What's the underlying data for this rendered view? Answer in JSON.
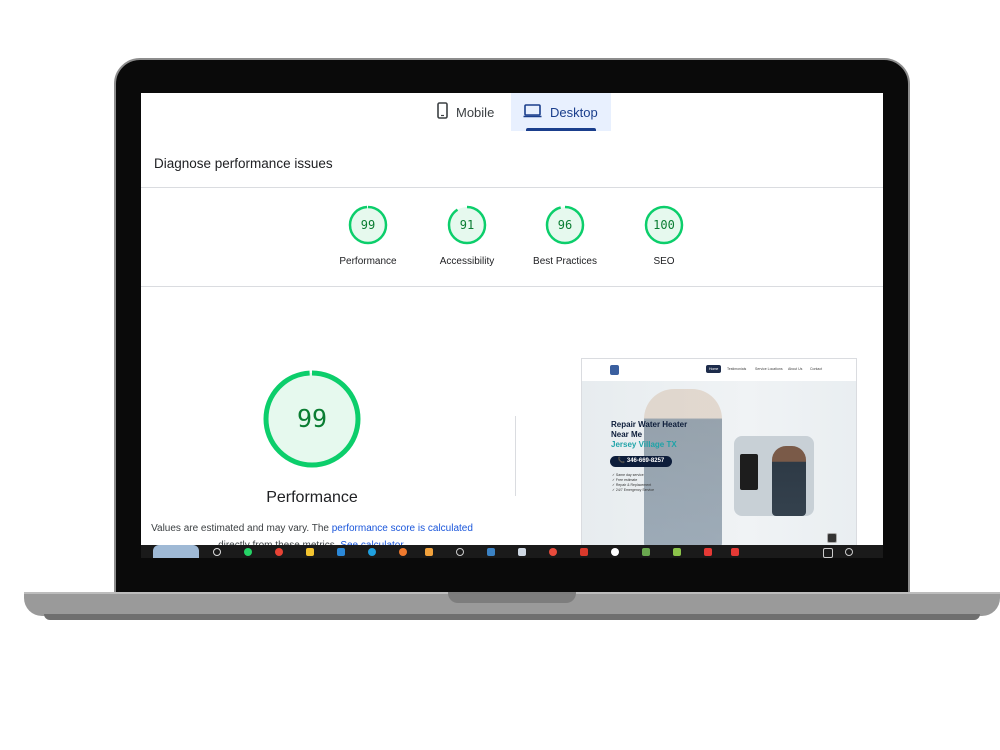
{
  "tabs": [
    {
      "label": "Mobile",
      "icon": "phone-icon",
      "selected": false
    },
    {
      "label": "Desktop",
      "icon": "laptop-icon",
      "selected": true
    }
  ],
  "section_title": "Diagnose performance issues",
  "scores": [
    {
      "value": "99",
      "label": "Performance",
      "fraction": 0.99
    },
    {
      "value": "91",
      "label": "Accessibility",
      "fraction": 0.91
    },
    {
      "value": "96",
      "label": "Best Practices",
      "fraction": 0.96
    },
    {
      "value": "100",
      "label": "SEO",
      "fraction": 1.0
    }
  ],
  "main_score": {
    "value": "99",
    "fraction": 0.99,
    "title": "Performance",
    "note_text": "Values are estimated and may vary. The ",
    "note_link": "performance score is calculated",
    "note_text2": "directly from these metrics. ",
    "note_link2": "See calculator."
  },
  "colors": {
    "pass_green": "#0cce6b",
    "pass_fill": "#e6f9ee",
    "pass_text": "#0a7d32",
    "tab_selected_bg": "#e8f0fe",
    "link": "#1a56db"
  },
  "preview": {
    "nav": [
      "Home",
      "Testimonials",
      "Service Locations",
      "About Us",
      "Contact"
    ],
    "headline": "Repair Water Heater Near Me",
    "location": "Jersey Village TX",
    "phone": "346-669-8257",
    "bullets": [
      "Same day service",
      "Free estimate",
      "Repair & Replacement",
      "24/7 Emergency Service"
    ]
  }
}
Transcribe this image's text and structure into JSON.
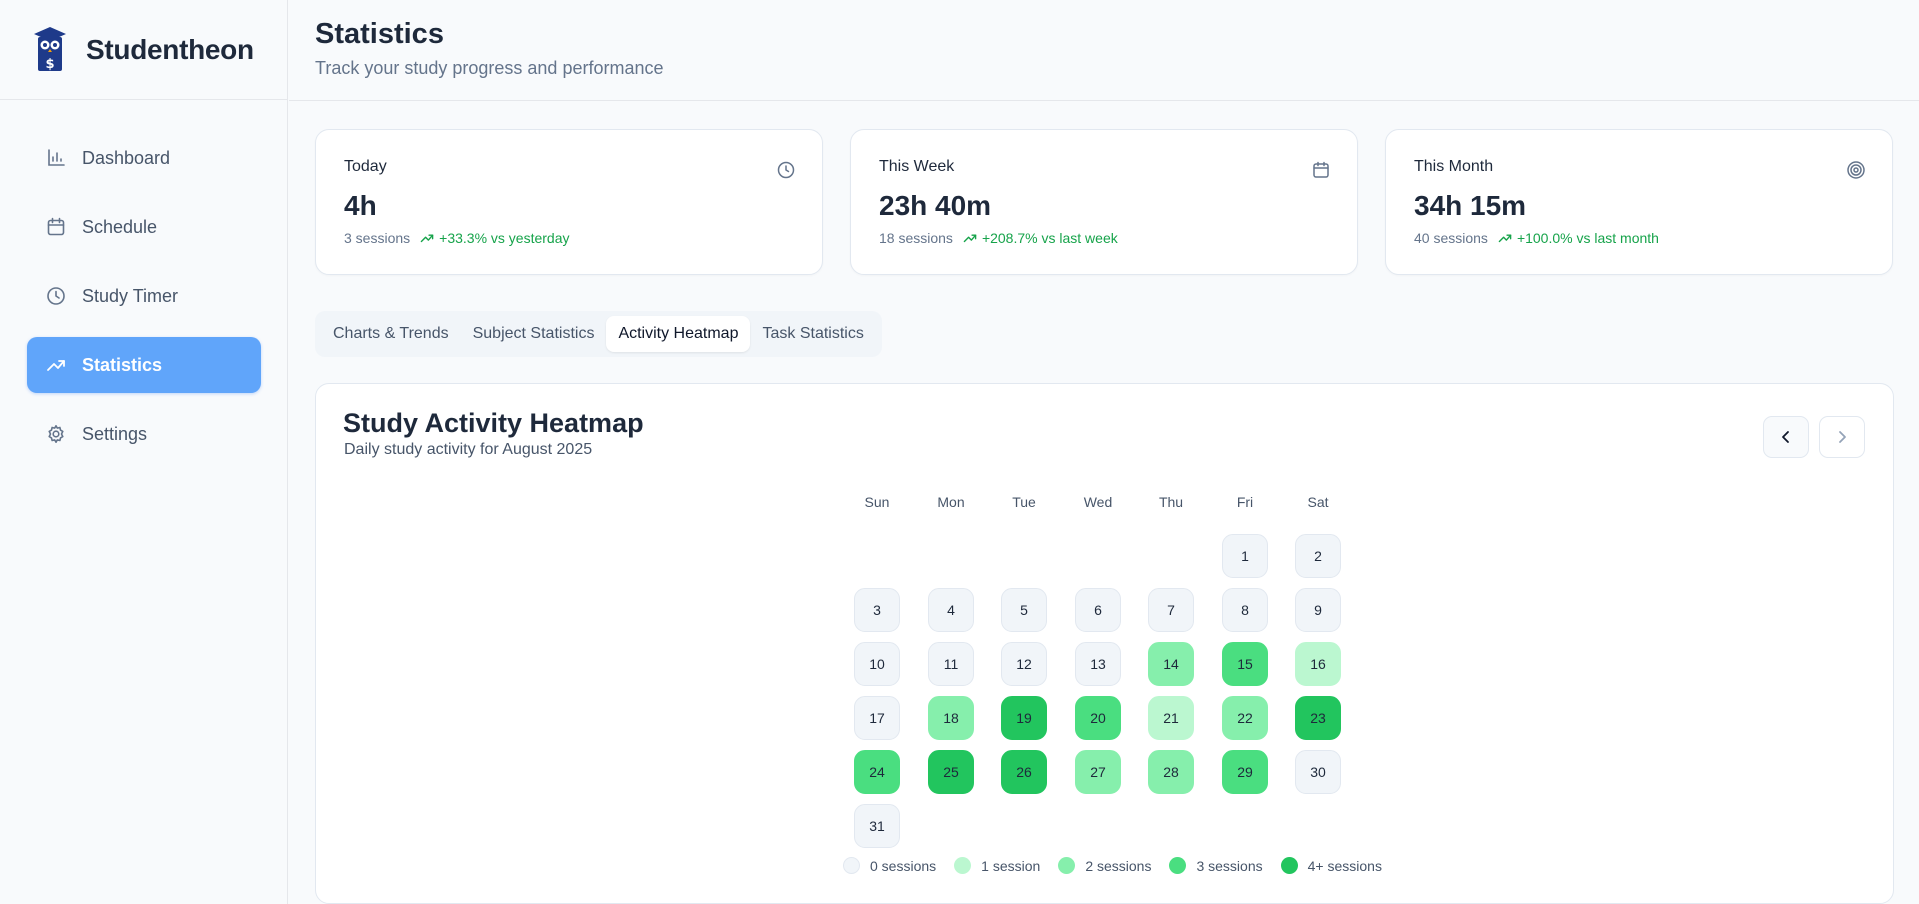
{
  "app": {
    "name": "Studentheon"
  },
  "sidebar": {
    "items": [
      {
        "label": "Dashboard",
        "icon": "bar-chart-icon"
      },
      {
        "label": "Schedule",
        "icon": "calendar-icon"
      },
      {
        "label": "Study Timer",
        "icon": "clock-icon"
      },
      {
        "label": "Statistics",
        "icon": "trending-up-icon",
        "active": true
      },
      {
        "label": "Settings",
        "icon": "gear-icon"
      }
    ]
  },
  "header": {
    "title": "Statistics",
    "subtitle": "Track your study progress and performance"
  },
  "stats": [
    {
      "label": "Today",
      "value": "4h",
      "sessions": "3 sessions",
      "trend": "+33.3% vs yesterday",
      "icon": "clock-icon"
    },
    {
      "label": "This Week",
      "value": "23h 40m",
      "sessions": "18 sessions",
      "trend": "+208.7% vs last week",
      "icon": "calendar-icon"
    },
    {
      "label": "This Month",
      "value": "34h 15m",
      "sessions": "40 sessions",
      "trend": "+100.0% vs last month",
      "icon": "target-icon"
    }
  ],
  "tabs": [
    {
      "label": "Charts & Trends"
    },
    {
      "label": "Subject Statistics"
    },
    {
      "label": "Activity Heatmap",
      "active": true
    },
    {
      "label": "Task Statistics"
    }
  ],
  "heatmap": {
    "title": "Study Activity Heatmap",
    "subtitle": "Daily study activity for August 2025",
    "weekdays": [
      "Sun",
      "Mon",
      "Tue",
      "Wed",
      "Thu",
      "Fri",
      "Sat"
    ],
    "first_weekday_index": 5,
    "days": [
      {
        "day": "1",
        "level": 0
      },
      {
        "day": "2",
        "level": 0
      },
      {
        "day": "3",
        "level": 0
      },
      {
        "day": "4",
        "level": 0
      },
      {
        "day": "5",
        "level": 0
      },
      {
        "day": "6",
        "level": 0
      },
      {
        "day": "7",
        "level": 0
      },
      {
        "day": "8",
        "level": 0
      },
      {
        "day": "9",
        "level": 0
      },
      {
        "day": "10",
        "level": 0
      },
      {
        "day": "11",
        "level": 0
      },
      {
        "day": "12",
        "level": 0
      },
      {
        "day": "13",
        "level": 0
      },
      {
        "day": "14",
        "level": 2
      },
      {
        "day": "15",
        "level": 3
      },
      {
        "day": "16",
        "level": 1
      },
      {
        "day": "17",
        "level": 0
      },
      {
        "day": "18",
        "level": 2
      },
      {
        "day": "19",
        "level": 4
      },
      {
        "day": "20",
        "level": 3
      },
      {
        "day": "21",
        "level": 1
      },
      {
        "day": "22",
        "level": 2
      },
      {
        "day": "23",
        "level": 4
      },
      {
        "day": "24",
        "level": 3
      },
      {
        "day": "25",
        "level": 4
      },
      {
        "day": "26",
        "level": 4
      },
      {
        "day": "27",
        "level": 2
      },
      {
        "day": "28",
        "level": 2
      },
      {
        "day": "29",
        "level": 3
      },
      {
        "day": "30",
        "level": 0
      },
      {
        "day": "31",
        "level": 0
      }
    ],
    "legend": [
      {
        "label": "0 sessions",
        "color": "#f1f5f9"
      },
      {
        "label": "1 session",
        "color": "#bbf7d0"
      },
      {
        "label": "2 sessions",
        "color": "#86efac"
      },
      {
        "label": "3 sessions",
        "color": "#4ade80"
      },
      {
        "label": "4+ sessions",
        "color": "#22c55e"
      }
    ]
  },
  "colors": {
    "accent": "#60a5fa",
    "positive": "#16a34a"
  }
}
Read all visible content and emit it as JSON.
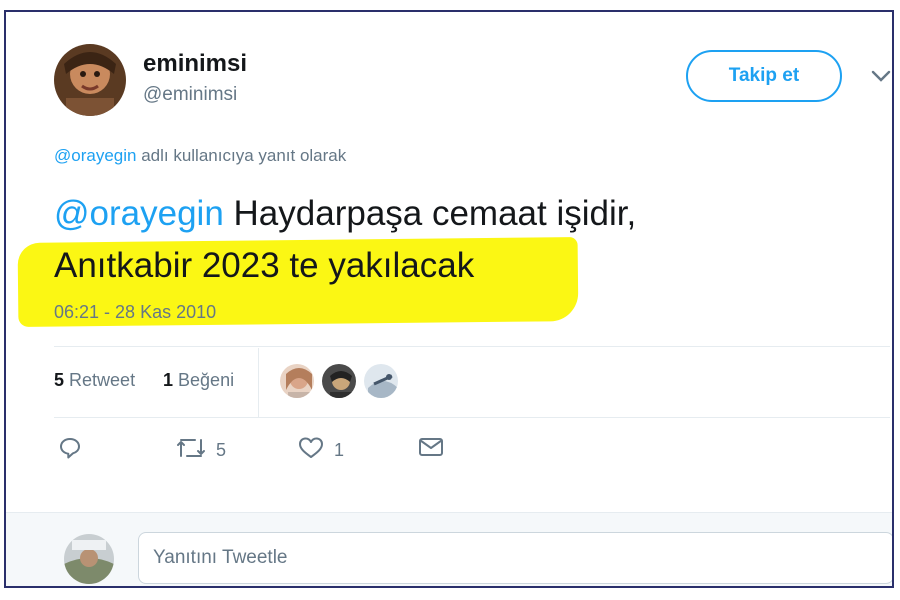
{
  "header": {
    "display_name": "eminimsi",
    "handle": "@eminimsi",
    "follow_label": "Takip et"
  },
  "reply_context": {
    "mention": "@orayegin",
    "text": " adlı kullanıcıya yanıt olarak"
  },
  "tweet": {
    "mention": "@orayegin",
    "line1_rest": " Haydarpaşa cemaat işidir,",
    "line2": "Anıtkabir 2023 te yakılacak",
    "timestamp": "06:21 - 28 Kas 2010"
  },
  "stats": {
    "retweet_count": "5",
    "retweet_label": "Retweet",
    "like_count": "1",
    "like_label": "Beğeni"
  },
  "actions": {
    "retweet_count": "5",
    "like_count": "1"
  },
  "reply_box": {
    "placeholder": "Yanıtını Tweetle"
  },
  "colors": {
    "accent": "#1da1f2",
    "highlight": "#fbf714",
    "muted": "#657786"
  },
  "icons": {
    "reply": "reply-icon",
    "retweet": "retweet-icon",
    "like": "heart-icon",
    "dm": "mail-icon",
    "menu": "chevron-down-icon"
  }
}
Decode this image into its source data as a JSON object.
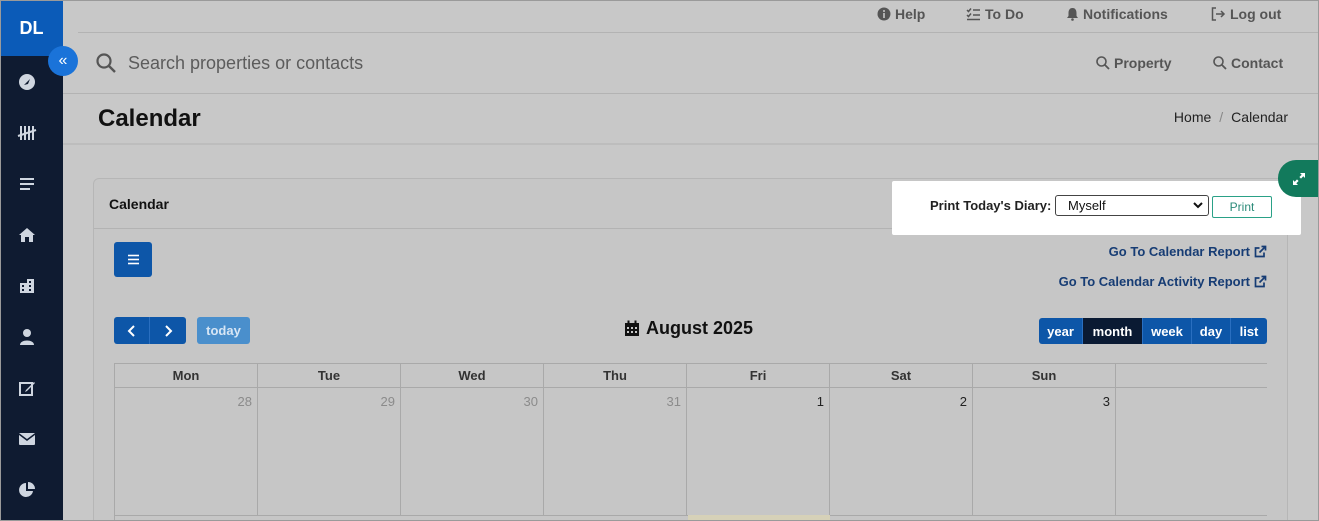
{
  "sidebar": {
    "logo": "DL",
    "items": [
      {
        "icon": "dashboard-icon"
      },
      {
        "icon": "tally-icon"
      },
      {
        "icon": "list-icon"
      },
      {
        "icon": "home-icon"
      },
      {
        "icon": "building-icon"
      },
      {
        "icon": "person-icon"
      },
      {
        "icon": "edit-icon"
      },
      {
        "icon": "mail-icon"
      },
      {
        "icon": "pie-chart-icon"
      }
    ]
  },
  "topbar": {
    "help": "Help",
    "todo": "To Do",
    "notifications": "Notifications",
    "logout": "Log out"
  },
  "search": {
    "placeholder": "Search properties or contacts",
    "property": "Property",
    "contact": "Contact"
  },
  "page": {
    "title": "Calendar",
    "breadcrumb": [
      "Home",
      "Calendar"
    ]
  },
  "card": {
    "title": "Calendar",
    "print_label": "Print Today's Diary:",
    "print_select": "Myself",
    "print_button": "Print",
    "report_link": "Go To Calendar Report",
    "activity_link": "Go To Calendar Activity Report"
  },
  "calendar": {
    "title": "August 2025",
    "today_label": "today",
    "views": [
      "year",
      "month",
      "week",
      "day",
      "list"
    ],
    "active_view": "month",
    "days_of_week": [
      "Mon",
      "Tue",
      "Wed",
      "Thu",
      "Fri",
      "Sat",
      "Sun"
    ],
    "first_week": [
      {
        "num": "28",
        "other": true
      },
      {
        "num": "29",
        "other": true
      },
      {
        "num": "30",
        "other": true
      },
      {
        "num": "31",
        "other": true
      },
      {
        "num": "1",
        "other": false
      },
      {
        "num": "2",
        "other": false
      },
      {
        "num": "3",
        "other": false
      }
    ]
  },
  "colors": {
    "sidebar_bg": "#0f1b31",
    "primary": "#0d56a8",
    "active_view": "#0a1a33",
    "expand_tab": "#127a5c"
  }
}
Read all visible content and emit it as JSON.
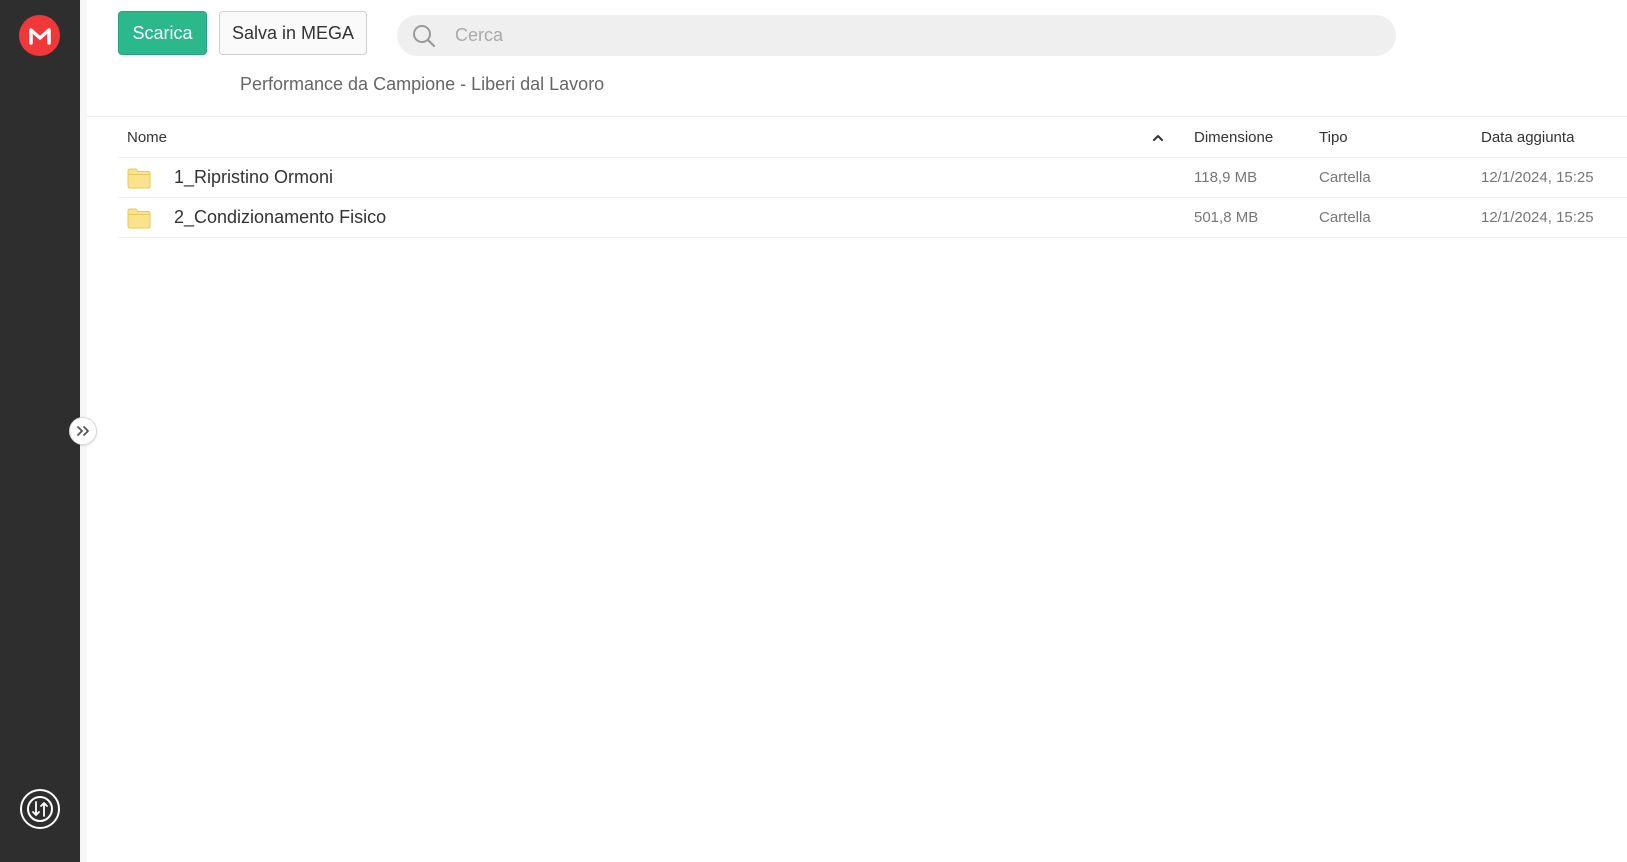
{
  "actions": {
    "download_label": "Scarica",
    "save_label": "Salva in MEGA"
  },
  "search": {
    "placeholder": "Cerca"
  },
  "folder": {
    "title": "Performance da Campione - Liberi dal Lavoro"
  },
  "table": {
    "headers": {
      "name": "Nome",
      "size": "Dimensione",
      "type": "Tipo",
      "date": "Data aggiunta"
    },
    "rows": [
      {
        "name": "1_Ripristino Ormoni",
        "size": "118,9 MB",
        "type": "Cartella",
        "date": "12/1/2024, 15:25"
      },
      {
        "name": "2_Condizionamento Fisico",
        "size": "501,8 MB",
        "type": "Cartella",
        "date": "12/1/2024, 15:25"
      }
    ]
  },
  "colors": {
    "brand": "#f0373a",
    "sidebar": "#2e2e2e",
    "download_button": "#2bb88a",
    "folder_icon": "#fbe38e"
  },
  "icons": {
    "logo": "mega-logo-icon",
    "transfer": "transfer-manager-icon",
    "expand": "expand-sidebar-icon",
    "search": "search-icon",
    "sort": "chevron-up-icon",
    "folder": "folder-icon"
  }
}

EXERCISE DETAILS: Scan the records above for the string "fraction", then select every line that holds it.

FINAL ANSWER:
      "fraction": 0.99
      "fraction": 0.91
      "fraction": 0.96
      "fraction": 1.0
    "fraction": 0.99,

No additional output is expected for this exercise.